Print the listing below in its entirety, character for character.
-- start of Raw records --
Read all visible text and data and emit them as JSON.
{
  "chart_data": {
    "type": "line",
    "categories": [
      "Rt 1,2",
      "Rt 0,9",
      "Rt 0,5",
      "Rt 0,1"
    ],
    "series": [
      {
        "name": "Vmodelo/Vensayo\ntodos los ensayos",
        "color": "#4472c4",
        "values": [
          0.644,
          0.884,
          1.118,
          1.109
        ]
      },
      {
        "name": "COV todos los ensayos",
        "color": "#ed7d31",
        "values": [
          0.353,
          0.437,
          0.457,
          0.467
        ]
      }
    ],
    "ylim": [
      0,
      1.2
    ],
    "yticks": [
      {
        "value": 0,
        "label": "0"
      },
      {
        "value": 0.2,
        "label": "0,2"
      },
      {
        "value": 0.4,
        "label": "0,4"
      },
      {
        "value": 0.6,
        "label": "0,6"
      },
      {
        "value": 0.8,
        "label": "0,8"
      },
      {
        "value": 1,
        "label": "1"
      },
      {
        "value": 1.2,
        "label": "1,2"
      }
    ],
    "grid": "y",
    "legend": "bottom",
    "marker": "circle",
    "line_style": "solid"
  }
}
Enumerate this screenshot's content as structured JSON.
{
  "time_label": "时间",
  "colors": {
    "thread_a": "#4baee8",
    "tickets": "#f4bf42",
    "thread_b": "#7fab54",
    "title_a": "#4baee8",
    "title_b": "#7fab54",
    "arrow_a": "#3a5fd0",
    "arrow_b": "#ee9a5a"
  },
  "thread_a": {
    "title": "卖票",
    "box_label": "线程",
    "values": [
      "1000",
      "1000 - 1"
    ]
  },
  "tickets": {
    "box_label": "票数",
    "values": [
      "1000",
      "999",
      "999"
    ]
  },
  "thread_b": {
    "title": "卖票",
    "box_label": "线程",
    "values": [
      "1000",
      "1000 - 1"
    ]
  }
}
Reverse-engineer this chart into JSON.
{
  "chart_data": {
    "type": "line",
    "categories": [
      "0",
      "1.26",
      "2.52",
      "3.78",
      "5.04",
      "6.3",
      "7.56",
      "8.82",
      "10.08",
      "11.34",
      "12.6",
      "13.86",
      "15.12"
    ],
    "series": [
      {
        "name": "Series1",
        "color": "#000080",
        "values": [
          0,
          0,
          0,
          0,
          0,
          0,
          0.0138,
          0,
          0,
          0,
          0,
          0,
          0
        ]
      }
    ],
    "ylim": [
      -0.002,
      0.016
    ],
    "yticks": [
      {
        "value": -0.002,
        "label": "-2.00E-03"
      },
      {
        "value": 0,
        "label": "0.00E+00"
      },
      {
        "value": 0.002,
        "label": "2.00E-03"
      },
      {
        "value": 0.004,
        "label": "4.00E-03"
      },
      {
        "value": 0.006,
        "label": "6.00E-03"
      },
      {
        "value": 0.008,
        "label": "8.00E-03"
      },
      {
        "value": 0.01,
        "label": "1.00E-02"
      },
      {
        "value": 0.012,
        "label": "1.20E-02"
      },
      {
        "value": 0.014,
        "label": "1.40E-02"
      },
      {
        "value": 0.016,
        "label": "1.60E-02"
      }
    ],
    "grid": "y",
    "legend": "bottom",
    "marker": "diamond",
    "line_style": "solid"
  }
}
-- end of Raw records --
» **Correct output**
Read all visible text and data and emit them as JSON.
{
  "chart_data": {
    "type": "line",
    "categories": [
      "Rt 1,2",
      "Rt 0,9",
      "Rt 0,5",
      "Rt 0,1"
    ],
    "series": [
      {
        "name": "Vmodelo/Vensayo\ntodos los ensayos",
        "color": "#4472c4",
        "values": [
          0.644,
          0.884,
          1.118,
          1.109
        ]
      },
      {
        "name": "COV todos los ensayos",
        "color": "#ed7d31",
        "values": [
          0.353,
          0.437,
          0.457,
          0.467
        ]
      }
    ],
    "ylim": [
      0,
      1.2
    ],
    "yticks": [
      {
        "value": 0,
        "label": "0"
      },
      {
        "value": 0.2,
        "label": "0,2"
      },
      {
        "value": 0.4,
        "label": "0,4"
      },
      {
        "value": 0.6,
        "label": "0,6"
      },
      {
        "value": 0.8,
        "label": "0,8"
      },
      {
        "value": 1,
        "label": "1"
      },
      {
        "value": 1.2,
        "label": "1,2"
      }
    ],
    "grid": "y",
    "legend": "bottom",
    "marker": "circle",
    "line_style": "solid"
  }
}
Enumerate this screenshot's content as structured JSON.
{
  "time_label": "时间",
  "colors": {
    "thread_a": "#4baee8",
    "tickets": "#f4bf42",
    "thread_b": "#7fab54",
    "title_a": "#4baee8",
    "title_b": "#7fab54",
    "arrow_a": "#3a5fd0",
    "arrow_b": "#ee9a5a"
  },
  "thread_a": {
    "title": "卖票",
    "box_label": "线程",
    "values": [
      "1000",
      "1000 - 1"
    ]
  },
  "tickets": {
    "box_label": "票数",
    "values": [
      "1000",
      "999",
      "999"
    ]
  },
  "thread_b": {
    "title": "卖票",
    "box_label": "线程",
    "values": [
      "1000",
      "1000 - 1"
    ]
  }
}
Reverse-engineer this chart into JSON.
{
  "chart_data": {
    "type": "line",
    "categories": [
      "0",
      "1.26",
      "2.52",
      "3.78",
      "5.04",
      "6.3",
      "7.56",
      "8.82",
      "10.08",
      "11.34",
      "12.6",
      "13.86",
      "15.12"
    ],
    "series": [
      {
        "name": "Series1",
        "color": "#000080",
        "values": [
          0,
          0,
          0,
          0,
          0,
          0,
          0.0138,
          0,
          0,
          0,
          0,
          0,
          0
        ]
      }
    ],
    "ylim": [
      -0.002,
      0.016
    ],
    "yticks": [
      {
        "value": -0.002,
        "label": "-2.00E-03"
      },
      {
        "value": 0,
        "label": "0.00E+00"
      },
      {
        "value": 0.002,
        "label": "2.00E-03"
      },
      {
        "value": 0.004,
        "label": "4.00E-03"
      },
      {
        "value": 0.006,
        "label": "6.00E-03"
      },
      {
        "value": 0.008,
        "label": "8.00E-03"
      },
      {
        "value": 0.01,
        "label": "1.00E-02"
      },
      {
        "value": 0.012,
        "label": "1.20E-02"
      },
      {
        "value": 0.014,
        "label": "1.40E-02"
      },
      {
        "value": 0.016,
        "label": "1.60E-02"
      }
    ],
    "grid": "y",
    "legend": "bottom",
    "marker": "diamond",
    "line_style": "solid"
  }
}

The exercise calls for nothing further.